§ **GOAL**: Write out all of the data without omission, exactly as shown.

§ **DATA SECTION**:
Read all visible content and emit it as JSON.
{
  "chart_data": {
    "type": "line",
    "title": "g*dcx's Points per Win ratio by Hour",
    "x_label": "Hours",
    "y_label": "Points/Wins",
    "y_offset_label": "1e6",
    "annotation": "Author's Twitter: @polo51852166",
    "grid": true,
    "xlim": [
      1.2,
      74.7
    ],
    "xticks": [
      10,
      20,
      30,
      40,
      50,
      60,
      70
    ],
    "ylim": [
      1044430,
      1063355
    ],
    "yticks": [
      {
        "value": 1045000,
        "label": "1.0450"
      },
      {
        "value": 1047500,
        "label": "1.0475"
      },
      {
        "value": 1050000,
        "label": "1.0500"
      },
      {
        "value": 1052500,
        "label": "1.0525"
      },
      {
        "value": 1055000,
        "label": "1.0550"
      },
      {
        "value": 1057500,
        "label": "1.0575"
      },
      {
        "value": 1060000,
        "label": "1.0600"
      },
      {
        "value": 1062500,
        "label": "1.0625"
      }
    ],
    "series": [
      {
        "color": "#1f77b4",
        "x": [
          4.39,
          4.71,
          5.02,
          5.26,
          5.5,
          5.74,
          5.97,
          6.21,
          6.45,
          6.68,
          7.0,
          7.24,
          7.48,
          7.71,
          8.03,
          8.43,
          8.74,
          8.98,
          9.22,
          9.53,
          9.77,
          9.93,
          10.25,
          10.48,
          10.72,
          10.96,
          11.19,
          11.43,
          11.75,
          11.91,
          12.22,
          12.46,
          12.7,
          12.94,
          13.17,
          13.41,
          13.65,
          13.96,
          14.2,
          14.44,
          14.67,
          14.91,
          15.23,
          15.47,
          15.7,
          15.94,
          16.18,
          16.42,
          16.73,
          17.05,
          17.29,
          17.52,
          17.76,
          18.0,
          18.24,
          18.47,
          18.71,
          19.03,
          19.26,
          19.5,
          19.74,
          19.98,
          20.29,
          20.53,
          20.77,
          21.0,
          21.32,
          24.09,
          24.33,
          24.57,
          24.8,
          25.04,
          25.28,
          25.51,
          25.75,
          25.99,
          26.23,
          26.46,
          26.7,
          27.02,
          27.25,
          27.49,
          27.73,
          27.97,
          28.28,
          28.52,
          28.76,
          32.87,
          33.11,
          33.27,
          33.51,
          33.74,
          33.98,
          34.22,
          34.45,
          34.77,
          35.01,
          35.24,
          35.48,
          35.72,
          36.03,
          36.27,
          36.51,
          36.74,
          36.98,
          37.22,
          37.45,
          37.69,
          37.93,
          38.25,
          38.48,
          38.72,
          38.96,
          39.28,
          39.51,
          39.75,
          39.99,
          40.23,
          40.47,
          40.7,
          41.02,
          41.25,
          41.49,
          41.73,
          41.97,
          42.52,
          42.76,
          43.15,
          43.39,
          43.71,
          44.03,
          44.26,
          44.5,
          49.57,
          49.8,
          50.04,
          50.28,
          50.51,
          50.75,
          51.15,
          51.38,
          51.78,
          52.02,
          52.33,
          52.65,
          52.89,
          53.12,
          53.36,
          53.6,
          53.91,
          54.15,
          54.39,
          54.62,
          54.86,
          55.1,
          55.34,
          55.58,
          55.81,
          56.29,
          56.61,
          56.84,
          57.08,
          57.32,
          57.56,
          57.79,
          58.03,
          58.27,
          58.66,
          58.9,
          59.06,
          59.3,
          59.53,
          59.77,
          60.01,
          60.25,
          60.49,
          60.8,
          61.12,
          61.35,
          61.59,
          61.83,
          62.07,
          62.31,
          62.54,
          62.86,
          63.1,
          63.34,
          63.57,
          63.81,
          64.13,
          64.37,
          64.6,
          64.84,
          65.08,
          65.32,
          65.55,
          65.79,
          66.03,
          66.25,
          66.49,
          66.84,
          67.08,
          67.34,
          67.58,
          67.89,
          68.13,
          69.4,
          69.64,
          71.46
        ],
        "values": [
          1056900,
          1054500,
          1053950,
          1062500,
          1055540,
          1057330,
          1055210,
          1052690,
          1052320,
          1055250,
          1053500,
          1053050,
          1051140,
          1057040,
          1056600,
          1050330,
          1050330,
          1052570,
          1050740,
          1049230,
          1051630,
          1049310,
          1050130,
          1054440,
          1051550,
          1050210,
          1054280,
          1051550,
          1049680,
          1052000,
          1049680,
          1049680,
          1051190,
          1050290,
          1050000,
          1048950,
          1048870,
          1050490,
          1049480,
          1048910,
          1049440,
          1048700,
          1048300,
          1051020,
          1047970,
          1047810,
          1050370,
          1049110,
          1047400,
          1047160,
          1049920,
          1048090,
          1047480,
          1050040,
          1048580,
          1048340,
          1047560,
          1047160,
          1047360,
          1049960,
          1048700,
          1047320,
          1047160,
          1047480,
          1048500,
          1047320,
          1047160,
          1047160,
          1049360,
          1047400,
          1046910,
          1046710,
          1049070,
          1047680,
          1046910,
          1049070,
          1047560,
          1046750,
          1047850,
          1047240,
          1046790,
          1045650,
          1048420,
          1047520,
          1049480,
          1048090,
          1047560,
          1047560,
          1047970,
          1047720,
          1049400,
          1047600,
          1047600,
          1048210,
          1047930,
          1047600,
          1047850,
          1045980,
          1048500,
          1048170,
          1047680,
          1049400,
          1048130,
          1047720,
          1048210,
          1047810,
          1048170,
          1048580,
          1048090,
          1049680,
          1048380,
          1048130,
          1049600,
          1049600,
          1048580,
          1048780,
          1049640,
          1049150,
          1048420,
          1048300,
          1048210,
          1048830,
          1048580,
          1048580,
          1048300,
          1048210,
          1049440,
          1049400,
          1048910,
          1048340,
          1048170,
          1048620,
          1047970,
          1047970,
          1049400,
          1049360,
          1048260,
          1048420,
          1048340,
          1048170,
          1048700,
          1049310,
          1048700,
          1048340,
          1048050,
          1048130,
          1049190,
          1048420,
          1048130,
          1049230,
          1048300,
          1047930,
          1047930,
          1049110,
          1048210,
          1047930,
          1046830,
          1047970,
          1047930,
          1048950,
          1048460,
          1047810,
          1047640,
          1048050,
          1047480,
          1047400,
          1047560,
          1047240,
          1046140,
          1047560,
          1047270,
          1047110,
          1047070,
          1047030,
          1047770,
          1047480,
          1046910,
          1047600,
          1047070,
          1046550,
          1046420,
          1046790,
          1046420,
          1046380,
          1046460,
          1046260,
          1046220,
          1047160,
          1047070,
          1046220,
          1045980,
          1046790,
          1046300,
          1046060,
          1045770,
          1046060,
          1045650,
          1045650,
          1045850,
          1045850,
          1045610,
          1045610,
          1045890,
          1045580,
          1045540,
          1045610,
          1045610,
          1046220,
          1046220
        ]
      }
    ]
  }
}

§ **OUTPUT OF THE EXERCISE**:
Read all visible content and emit it as JSON.
{
  "chart_data": {
    "type": "line",
    "title": "g*dcx's Points per Win ratio by Hour",
    "x_label": "Hours",
    "y_label": "Points/Wins",
    "y_offset_label": "1e6",
    "annotation": "Author's Twitter: @polo51852166",
    "grid": true,
    "xlim": [
      1.2,
      74.7
    ],
    "xticks": [
      10,
      20,
      30,
      40,
      50,
      60,
      70
    ],
    "ylim": [
      1044430,
      1063355
    ],
    "yticks": [
      {
        "value": 1045000,
        "label": "1.0450"
      },
      {
        "value": 1047500,
        "label": "1.0475"
      },
      {
        "value": 1050000,
        "label": "1.0500"
      },
      {
        "value": 1052500,
        "label": "1.0525"
      },
      {
        "value": 1055000,
        "label": "1.0550"
      },
      {
        "value": 1057500,
        "label": "1.0575"
      },
      {
        "value": 1060000,
        "label": "1.0600"
      },
      {
        "value": 1062500,
        "label": "1.0625"
      }
    ],
    "series": [
      {
        "color": "#1f77b4",
        "x": [
          4.39,
          4.71,
          5.02,
          5.26,
          5.5,
          5.74,
          5.97,
          6.21,
          6.45,
          6.68,
          7.0,
          7.24,
          7.48,
          7.71,
          8.03,
          8.43,
          8.74,
          8.98,
          9.22,
          9.53,
          9.77,
          9.93,
          10.25,
          10.48,
          10.72,
          10.96,
          11.19,
          11.43,
          11.75,
          11.91,
          12.22,
          12.46,
          12.7,
          12.94,
          13.17,
          13.41,
          13.65,
          13.96,
          14.2,
          14.44,
          14.67,
          14.91,
          15.23,
          15.47,
          15.7,
          15.94,
          16.18,
          16.42,
          16.73,
          17.05,
          17.29,
          17.52,
          17.76,
          18.0,
          18.24,
          18.47,
          18.71,
          19.03,
          19.26,
          19.5,
          19.74,
          19.98,
          20.29,
          20.53,
          20.77,
          21.0,
          21.32,
          24.09,
          24.33,
          24.57,
          24.8,
          25.04,
          25.28,
          25.51,
          25.75,
          25.99,
          26.23,
          26.46,
          26.7,
          27.02,
          27.25,
          27.49,
          27.73,
          27.97,
          28.28,
          28.52,
          28.76,
          32.87,
          33.11,
          33.27,
          33.51,
          33.74,
          33.98,
          34.22,
          34.45,
          34.77,
          35.01,
          35.24,
          35.48,
          35.72,
          36.03,
          36.27,
          36.51,
          36.74,
          36.98,
          37.22,
          37.45,
          37.69,
          37.93,
          38.25,
          38.48,
          38.72,
          38.96,
          39.28,
          39.51,
          39.75,
          39.99,
          40.23,
          40.47,
          40.7,
          41.02,
          41.25,
          41.49,
          41.73,
          41.97,
          42.52,
          42.76,
          43.15,
          43.39,
          43.71,
          44.03,
          44.26,
          44.5,
          49.57,
          49.8,
          50.04,
          50.28,
          50.51,
          50.75,
          51.15,
          51.38,
          51.78,
          52.02,
          52.33,
          52.65,
          52.89,
          53.12,
          53.36,
          53.6,
          53.91,
          54.15,
          54.39,
          54.62,
          54.86,
          55.1,
          55.34,
          55.58,
          55.81,
          56.29,
          56.61,
          56.84,
          57.08,
          57.32,
          57.56,
          57.79,
          58.03,
          58.27,
          58.66,
          58.9,
          59.06,
          59.3,
          59.53,
          59.77,
          60.01,
          60.25,
          60.49,
          60.8,
          61.12,
          61.35,
          61.59,
          61.83,
          62.07,
          62.31,
          62.54,
          62.86,
          63.1,
          63.34,
          63.57,
          63.81,
          64.13,
          64.37,
          64.6,
          64.84,
          65.08,
          65.32,
          65.55,
          65.79,
          66.03,
          66.25,
          66.49,
          66.84,
          67.08,
          67.34,
          67.58,
          67.89,
          68.13,
          69.4,
          69.64,
          71.46
        ],
        "values": [
          1056900,
          1054500,
          1053950,
          1062500,
          1055540,
          1057330,
          1055210,
          1052690,
          1052320,
          1055250,
          1053500,
          1053050,
          1051140,
          1057040,
          1056600,
          1050330,
          1050330,
          1052570,
          1050740,
          1049230,
          1051630,
          1049310,
          1050130,
          1054440,
          1051550,
          1050210,
          1054280,
          1051550,
          1049680,
          1052000,
          1049680,
          1049680,
          1051190,
          1050290,
          1050000,
          1048950,
          1048870,
          1050490,
          1049480,
          1048910,
          1049440,
          1048700,
          1048300,
          1051020,
          1047970,
          1047810,
          1050370,
          1049110,
          1047400,
          1047160,
          1049920,
          1048090,
          1047480,
          1050040,
          1048580,
          1048340,
          1047560,
          1047160,
          1047360,
          1049960,
          1048700,
          1047320,
          1047160,
          1047480,
          1048500,
          1047320,
          1047160,
          1047160,
          1049360,
          1047400,
          1046910,
          1046710,
          1049070,
          1047680,
          1046910,
          1049070,
          1047560,
          1046750,
          1047850,
          1047240,
          1046790,
          1045650,
          1048420,
          1047520,
          1049480,
          1048090,
          1047560,
          1047560,
          1047970,
          1047720,
          1049400,
          1047600,
          1047600,
          1048210,
          1047930,
          1047600,
          1047850,
          1045980,
          1048500,
          1048170,
          1047680,
          1049400,
          1048130,
          1047720,
          1048210,
          1047810,
          1048170,
          1048580,
          1048090,
          1049680,
          1048380,
          1048130,
          1049600,
          1049600,
          1048580,
          1048780,
          1049640,
          1049150,
          1048420,
          1048300,
          1048210,
          1048830,
          1048580,
          1048580,
          1048300,
          1048210,
          1049440,
          1049400,
          1048910,
          1048340,
          1048170,
          1048620,
          1047970,
          1047970,
          1049400,
          1049360,
          1048260,
          1048420,
          1048340,
          1048170,
          1048700,
          1049310,
          1048700,
          1048340,
          1048050,
          1048130,
          1049190,
          1048420,
          1048130,
          1049230,
          1048300,
          1047930,
          1047930,
          1049110,
          1048210,
          1047930,
          1046830,
          1047970,
          1047930,
          1048950,
          1048460,
          1047810,
          1047640,
          1048050,
          1047480,
          1047400,
          1047560,
          1047240,
          1046140,
          1047560,
          1047270,
          1047110,
          1047070,
          1047030,
          1047770,
          1047480,
          1046910,
          1047600,
          1047070,
          1046550,
          1046420,
          1046790,
          1046420,
          1046380,
          1046460,
          1046260,
          1046220,
          1047160,
          1047070,
          1046220,
          1045980,
          1046790,
          1046300,
          1046060,
          1045770,
          1046060,
          1045650,
          1045650,
          1045850,
          1045850,
          1045610,
          1045610,
          1045890,
          1045580,
          1045540,
          1045610,
          1045610,
          1046220,
          1046220
        ]
      }
    ]
  }
}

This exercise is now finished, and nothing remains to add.